» **EXERCISE GOAL**
Please copy every line of the material below word for word, leaving each one unchanged.
***** MATERIALS PROVIDED *****
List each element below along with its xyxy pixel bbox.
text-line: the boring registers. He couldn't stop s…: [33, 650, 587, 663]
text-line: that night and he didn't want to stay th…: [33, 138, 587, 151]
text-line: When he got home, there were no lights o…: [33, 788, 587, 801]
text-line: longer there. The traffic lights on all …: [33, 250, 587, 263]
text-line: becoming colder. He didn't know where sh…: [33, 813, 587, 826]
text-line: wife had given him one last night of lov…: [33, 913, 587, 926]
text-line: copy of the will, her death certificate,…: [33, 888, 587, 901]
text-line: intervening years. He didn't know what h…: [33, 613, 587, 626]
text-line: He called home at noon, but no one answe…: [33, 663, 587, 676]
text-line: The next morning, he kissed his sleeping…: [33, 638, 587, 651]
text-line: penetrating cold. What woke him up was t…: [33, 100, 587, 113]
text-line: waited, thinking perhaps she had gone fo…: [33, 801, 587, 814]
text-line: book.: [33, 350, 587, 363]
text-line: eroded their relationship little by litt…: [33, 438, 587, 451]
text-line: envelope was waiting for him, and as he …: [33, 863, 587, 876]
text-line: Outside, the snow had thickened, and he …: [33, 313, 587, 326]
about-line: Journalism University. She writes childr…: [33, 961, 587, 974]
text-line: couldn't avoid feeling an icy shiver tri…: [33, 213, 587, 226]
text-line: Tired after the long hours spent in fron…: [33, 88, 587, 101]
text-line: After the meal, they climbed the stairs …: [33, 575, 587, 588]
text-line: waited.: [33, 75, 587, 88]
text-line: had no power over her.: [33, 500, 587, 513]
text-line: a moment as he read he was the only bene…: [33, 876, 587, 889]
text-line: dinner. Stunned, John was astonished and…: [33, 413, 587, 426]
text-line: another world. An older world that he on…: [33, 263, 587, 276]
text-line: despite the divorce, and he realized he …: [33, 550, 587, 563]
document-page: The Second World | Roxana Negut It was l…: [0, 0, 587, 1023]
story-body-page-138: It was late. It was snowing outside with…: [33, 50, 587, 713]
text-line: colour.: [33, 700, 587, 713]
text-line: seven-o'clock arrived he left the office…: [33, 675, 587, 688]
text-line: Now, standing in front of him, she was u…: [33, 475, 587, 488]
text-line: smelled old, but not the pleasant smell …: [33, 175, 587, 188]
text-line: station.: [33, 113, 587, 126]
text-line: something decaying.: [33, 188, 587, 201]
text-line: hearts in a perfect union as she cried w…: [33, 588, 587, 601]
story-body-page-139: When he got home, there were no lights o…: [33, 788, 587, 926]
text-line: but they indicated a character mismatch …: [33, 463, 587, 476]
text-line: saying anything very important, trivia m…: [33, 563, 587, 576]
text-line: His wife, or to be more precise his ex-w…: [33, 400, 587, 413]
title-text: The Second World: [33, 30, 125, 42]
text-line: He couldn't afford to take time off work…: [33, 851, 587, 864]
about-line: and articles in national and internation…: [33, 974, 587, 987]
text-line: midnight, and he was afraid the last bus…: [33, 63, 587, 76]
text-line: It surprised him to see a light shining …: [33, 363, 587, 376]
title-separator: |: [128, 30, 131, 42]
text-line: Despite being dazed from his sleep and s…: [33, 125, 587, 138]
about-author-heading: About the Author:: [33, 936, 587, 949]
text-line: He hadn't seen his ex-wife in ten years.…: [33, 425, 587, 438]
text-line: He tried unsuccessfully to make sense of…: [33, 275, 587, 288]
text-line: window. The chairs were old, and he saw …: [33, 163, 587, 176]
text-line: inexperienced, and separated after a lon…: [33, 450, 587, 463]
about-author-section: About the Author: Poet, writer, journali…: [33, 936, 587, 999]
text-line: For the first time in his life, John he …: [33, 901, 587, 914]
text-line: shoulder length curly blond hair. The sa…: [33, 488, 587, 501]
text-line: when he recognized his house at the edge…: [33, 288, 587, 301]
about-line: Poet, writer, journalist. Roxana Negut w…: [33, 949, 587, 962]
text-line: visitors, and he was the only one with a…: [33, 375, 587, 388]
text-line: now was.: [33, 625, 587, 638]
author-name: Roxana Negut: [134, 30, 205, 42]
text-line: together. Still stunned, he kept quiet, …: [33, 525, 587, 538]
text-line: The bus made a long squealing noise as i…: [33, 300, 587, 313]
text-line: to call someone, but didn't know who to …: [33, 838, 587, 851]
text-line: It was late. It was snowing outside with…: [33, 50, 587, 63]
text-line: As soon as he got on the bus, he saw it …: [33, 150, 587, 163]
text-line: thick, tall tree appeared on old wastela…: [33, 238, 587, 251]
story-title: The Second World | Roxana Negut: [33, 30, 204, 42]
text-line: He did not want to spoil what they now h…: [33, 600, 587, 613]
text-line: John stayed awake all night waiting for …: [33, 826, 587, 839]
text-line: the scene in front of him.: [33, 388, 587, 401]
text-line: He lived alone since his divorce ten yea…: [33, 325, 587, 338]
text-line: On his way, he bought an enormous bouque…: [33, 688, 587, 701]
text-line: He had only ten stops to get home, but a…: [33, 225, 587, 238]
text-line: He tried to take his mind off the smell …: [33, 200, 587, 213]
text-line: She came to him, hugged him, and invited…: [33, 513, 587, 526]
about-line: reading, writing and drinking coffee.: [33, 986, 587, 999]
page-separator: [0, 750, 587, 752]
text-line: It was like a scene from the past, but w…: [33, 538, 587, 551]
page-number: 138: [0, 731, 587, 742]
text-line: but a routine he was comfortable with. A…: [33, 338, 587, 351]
*****
» **REPLY TO THE EXERCISE**
List each element below along with its xyxy pixel bbox.
text-line: the boring registers. He couldn't stop s…: [33, 650, 587, 663]
text-line: that night and he didn't want to stay th…: [33, 138, 587, 151]
text-line: When he got home, there were no lights o…: [33, 788, 587, 801]
text-line: longer there. The traffic lights on all …: [33, 250, 587, 263]
text-line: becoming colder. He didn't know where sh…: [33, 813, 587, 826]
text-line: wife had given him one last night of lov…: [33, 913, 587, 926]
text-line: copy of the will, her death certificate,…: [33, 888, 587, 901]
text-line: intervening years. He didn't know what h…: [33, 613, 587, 626]
text-line: He called home at noon, but no one answe…: [33, 663, 587, 676]
text-line: The next morning, he kissed his sleeping…: [33, 638, 587, 651]
text-line: penetrating cold. What woke him up was t…: [33, 100, 587, 113]
text-line: waited, thinking perhaps she had gone fo…: [33, 801, 587, 814]
text-line: book.: [33, 350, 587, 363]
text-line: eroded their relationship little by litt…: [33, 438, 587, 451]
text-line: envelope was waiting for him, and as he …: [33, 863, 587, 876]
text-line: Outside, the snow had thickened, and he …: [33, 313, 587, 326]
about-line: Journalism University. She writes childr…: [33, 961, 587, 974]
text-line: couldn't avoid feeling an icy shiver tri…: [33, 213, 587, 226]
text-line: Tired after the long hours spent in fron…: [33, 88, 587, 101]
text-line: After the meal, they climbed the stairs …: [33, 575, 587, 588]
text-line: waited.: [33, 75, 587, 88]
text-line: had no power over her.: [33, 500, 587, 513]
text-line: a moment as he read he was the only bene…: [33, 876, 587, 889]
text-line: dinner. Stunned, John was astonished and…: [33, 413, 587, 426]
text-line: another world. An older world that he on…: [33, 263, 587, 276]
text-line: despite the divorce, and he realized he …: [33, 550, 587, 563]
document-page: The Second World | Roxana Negut It was l…: [0, 0, 587, 1023]
story-body-page-138: It was late. It was snowing outside with…: [33, 50, 587, 713]
text-line: colour.: [33, 700, 587, 713]
text-line: seven-o'clock arrived he left the office…: [33, 675, 587, 688]
text-line: Now, standing in front of him, she was u…: [33, 475, 587, 488]
text-line: smelled old, but not the pleasant smell …: [33, 175, 587, 188]
text-line: station.: [33, 113, 587, 126]
text-line: something decaying.: [33, 188, 587, 201]
text-line: hearts in a perfect union as she cried w…: [33, 588, 587, 601]
story-body-page-139: When he got home, there were no lights o…: [33, 788, 587, 926]
text-line: but they indicated a character mismatch …: [33, 463, 587, 476]
text-line: saying anything very important, trivia m…: [33, 563, 587, 576]
text-line: His wife, or to be more precise his ex-w…: [33, 400, 587, 413]
title-text: The Second World: [33, 30, 125, 42]
text-line: He couldn't afford to take time off work…: [33, 851, 587, 864]
about-line: and articles in national and internation…: [33, 974, 587, 987]
text-line: midnight, and he was afraid the last bus…: [33, 63, 587, 76]
text-line: It surprised him to see a light shining …: [33, 363, 587, 376]
title-separator: |: [128, 30, 131, 42]
text-line: Despite being dazed from his sleep and s…: [33, 125, 587, 138]
about-author-heading: About the Author:: [33, 936, 587, 949]
text-line: He hadn't seen his ex-wife in ten years.…: [33, 425, 587, 438]
text-line: He tried unsuccessfully to make sense of…: [33, 275, 587, 288]
text-line: window. The chairs were old, and he saw …: [33, 163, 587, 176]
text-line: inexperienced, and separated after a lon…: [33, 450, 587, 463]
about-author-section: About the Author: Poet, writer, journali…: [33, 936, 587, 999]
text-line: For the first time in his life, John he …: [33, 901, 587, 914]
text-line: shoulder length curly blond hair. The sa…: [33, 488, 587, 501]
text-line: when he recognized his house at the edge…: [33, 288, 587, 301]
about-line: Poet, writer, journalist. Roxana Negut w…: [33, 949, 587, 962]
text-line: visitors, and he was the only one with a…: [33, 375, 587, 388]
text-line: now was.: [33, 625, 587, 638]
author-name: Roxana Negut: [134, 30, 205, 42]
text-line: together. Still stunned, he kept quiet, …: [33, 525, 587, 538]
text-line: The bus made a long squealing noise as i…: [33, 300, 587, 313]
text-line: to call someone, but didn't know who to …: [33, 838, 587, 851]
text-line: It was late. It was snowing outside with…: [33, 50, 587, 63]
text-line: As soon as he got on the bus, he saw it …: [33, 150, 587, 163]
text-line: thick, tall tree appeared on old wastela…: [33, 238, 587, 251]
story-title: The Second World | Roxana Negut: [33, 30, 204, 42]
text-line: He did not want to spoil what they now h…: [33, 600, 587, 613]
text-line: John stayed awake all night waiting for …: [33, 826, 587, 839]
text-line: the scene in front of him.: [33, 388, 587, 401]
text-line: He lived alone since his divorce ten yea…: [33, 325, 587, 338]
text-line: On his way, he bought an enormous bouque…: [33, 688, 587, 701]
text-line: He had only ten stops to get home, but a…: [33, 225, 587, 238]
text-line: He tried to take his mind off the smell …: [33, 200, 587, 213]
text-line: She came to him, hugged him, and invited…: [33, 513, 587, 526]
about-line: reading, writing and drinking coffee.: [33, 986, 587, 999]
page-separator: [0, 750, 587, 752]
text-line: It was like a scene from the past, but w…: [33, 538, 587, 551]
page-number: 138: [0, 731, 587, 742]
text-line: but a routine he was comfortable with. A…: [33, 338, 587, 351]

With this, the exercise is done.